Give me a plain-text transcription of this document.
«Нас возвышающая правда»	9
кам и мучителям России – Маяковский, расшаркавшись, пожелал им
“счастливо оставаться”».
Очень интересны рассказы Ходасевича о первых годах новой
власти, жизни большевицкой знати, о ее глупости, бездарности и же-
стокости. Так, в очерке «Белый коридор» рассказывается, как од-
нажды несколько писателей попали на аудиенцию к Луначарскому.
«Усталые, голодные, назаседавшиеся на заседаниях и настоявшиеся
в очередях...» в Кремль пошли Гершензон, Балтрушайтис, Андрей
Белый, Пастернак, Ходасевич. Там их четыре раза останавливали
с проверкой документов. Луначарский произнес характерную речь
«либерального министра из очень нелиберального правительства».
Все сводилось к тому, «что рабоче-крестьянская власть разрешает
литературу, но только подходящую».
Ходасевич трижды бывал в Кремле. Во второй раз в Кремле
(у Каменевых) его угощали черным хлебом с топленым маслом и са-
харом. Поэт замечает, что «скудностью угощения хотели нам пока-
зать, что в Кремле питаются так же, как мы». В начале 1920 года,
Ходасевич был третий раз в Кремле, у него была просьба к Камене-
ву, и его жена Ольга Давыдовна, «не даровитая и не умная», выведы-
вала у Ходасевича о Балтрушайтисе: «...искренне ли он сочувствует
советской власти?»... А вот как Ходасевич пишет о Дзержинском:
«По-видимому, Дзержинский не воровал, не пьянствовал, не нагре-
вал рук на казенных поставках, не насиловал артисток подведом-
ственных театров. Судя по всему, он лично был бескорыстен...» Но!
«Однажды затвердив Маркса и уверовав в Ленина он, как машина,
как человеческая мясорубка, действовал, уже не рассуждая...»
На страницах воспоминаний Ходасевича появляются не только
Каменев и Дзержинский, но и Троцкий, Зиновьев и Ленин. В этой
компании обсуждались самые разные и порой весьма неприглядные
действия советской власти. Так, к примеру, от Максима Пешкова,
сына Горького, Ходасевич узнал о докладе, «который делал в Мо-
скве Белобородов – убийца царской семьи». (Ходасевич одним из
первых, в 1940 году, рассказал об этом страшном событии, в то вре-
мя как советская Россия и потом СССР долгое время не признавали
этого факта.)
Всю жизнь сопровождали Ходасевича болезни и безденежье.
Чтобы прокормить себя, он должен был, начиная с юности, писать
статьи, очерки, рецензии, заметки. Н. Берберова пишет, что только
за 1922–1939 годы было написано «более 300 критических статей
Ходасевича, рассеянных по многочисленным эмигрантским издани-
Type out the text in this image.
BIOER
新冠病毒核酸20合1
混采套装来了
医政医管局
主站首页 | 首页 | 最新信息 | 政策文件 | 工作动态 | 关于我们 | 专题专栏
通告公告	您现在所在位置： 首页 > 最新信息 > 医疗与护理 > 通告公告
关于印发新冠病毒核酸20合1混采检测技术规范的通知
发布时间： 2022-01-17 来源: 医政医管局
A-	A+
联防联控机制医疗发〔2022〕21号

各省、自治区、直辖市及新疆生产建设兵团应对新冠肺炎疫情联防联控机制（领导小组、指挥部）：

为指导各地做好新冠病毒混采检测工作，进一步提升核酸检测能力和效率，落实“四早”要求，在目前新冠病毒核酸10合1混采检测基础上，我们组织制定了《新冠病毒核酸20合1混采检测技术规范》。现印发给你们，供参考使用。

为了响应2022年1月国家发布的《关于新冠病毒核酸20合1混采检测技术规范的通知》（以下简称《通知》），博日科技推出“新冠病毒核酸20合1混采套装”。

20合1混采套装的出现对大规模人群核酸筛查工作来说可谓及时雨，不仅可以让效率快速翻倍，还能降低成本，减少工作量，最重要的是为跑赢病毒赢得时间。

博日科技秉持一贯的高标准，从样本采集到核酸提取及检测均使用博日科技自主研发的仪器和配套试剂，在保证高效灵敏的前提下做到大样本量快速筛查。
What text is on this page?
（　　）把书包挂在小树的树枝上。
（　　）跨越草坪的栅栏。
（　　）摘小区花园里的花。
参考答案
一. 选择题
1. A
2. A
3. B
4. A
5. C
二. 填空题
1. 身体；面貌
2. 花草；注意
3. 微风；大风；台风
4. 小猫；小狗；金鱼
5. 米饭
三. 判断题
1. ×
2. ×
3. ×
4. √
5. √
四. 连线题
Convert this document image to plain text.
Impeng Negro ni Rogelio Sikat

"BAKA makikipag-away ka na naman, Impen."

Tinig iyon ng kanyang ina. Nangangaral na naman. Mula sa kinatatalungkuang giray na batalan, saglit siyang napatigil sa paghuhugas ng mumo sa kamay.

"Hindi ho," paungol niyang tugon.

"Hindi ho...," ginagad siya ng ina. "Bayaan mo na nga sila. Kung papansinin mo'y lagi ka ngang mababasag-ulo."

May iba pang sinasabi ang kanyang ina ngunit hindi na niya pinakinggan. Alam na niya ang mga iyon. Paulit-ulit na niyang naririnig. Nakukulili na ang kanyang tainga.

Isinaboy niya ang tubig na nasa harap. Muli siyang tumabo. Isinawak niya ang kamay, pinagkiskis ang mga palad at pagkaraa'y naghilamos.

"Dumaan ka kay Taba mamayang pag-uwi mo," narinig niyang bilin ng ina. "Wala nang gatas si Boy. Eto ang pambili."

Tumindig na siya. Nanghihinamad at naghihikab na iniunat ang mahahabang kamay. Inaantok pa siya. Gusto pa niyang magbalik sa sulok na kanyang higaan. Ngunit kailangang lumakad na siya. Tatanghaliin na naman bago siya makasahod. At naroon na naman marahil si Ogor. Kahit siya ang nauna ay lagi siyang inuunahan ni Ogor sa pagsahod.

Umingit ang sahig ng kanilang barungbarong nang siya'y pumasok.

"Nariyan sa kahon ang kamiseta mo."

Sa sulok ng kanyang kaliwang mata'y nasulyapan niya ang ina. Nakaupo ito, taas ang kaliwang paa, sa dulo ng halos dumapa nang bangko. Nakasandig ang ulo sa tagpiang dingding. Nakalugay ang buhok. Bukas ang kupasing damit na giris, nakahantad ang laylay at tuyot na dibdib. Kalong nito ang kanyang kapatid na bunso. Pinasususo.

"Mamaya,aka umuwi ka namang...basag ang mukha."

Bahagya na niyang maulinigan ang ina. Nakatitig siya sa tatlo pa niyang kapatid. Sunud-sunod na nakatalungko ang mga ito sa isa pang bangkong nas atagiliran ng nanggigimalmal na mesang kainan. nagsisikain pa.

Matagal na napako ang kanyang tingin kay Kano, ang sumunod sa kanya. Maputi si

• **Instructions for the task**: Look through the entries above. Extract each line with the word "image".

• **Answer to this task**:
Type out the text in this image.
Convert this document image to plain text.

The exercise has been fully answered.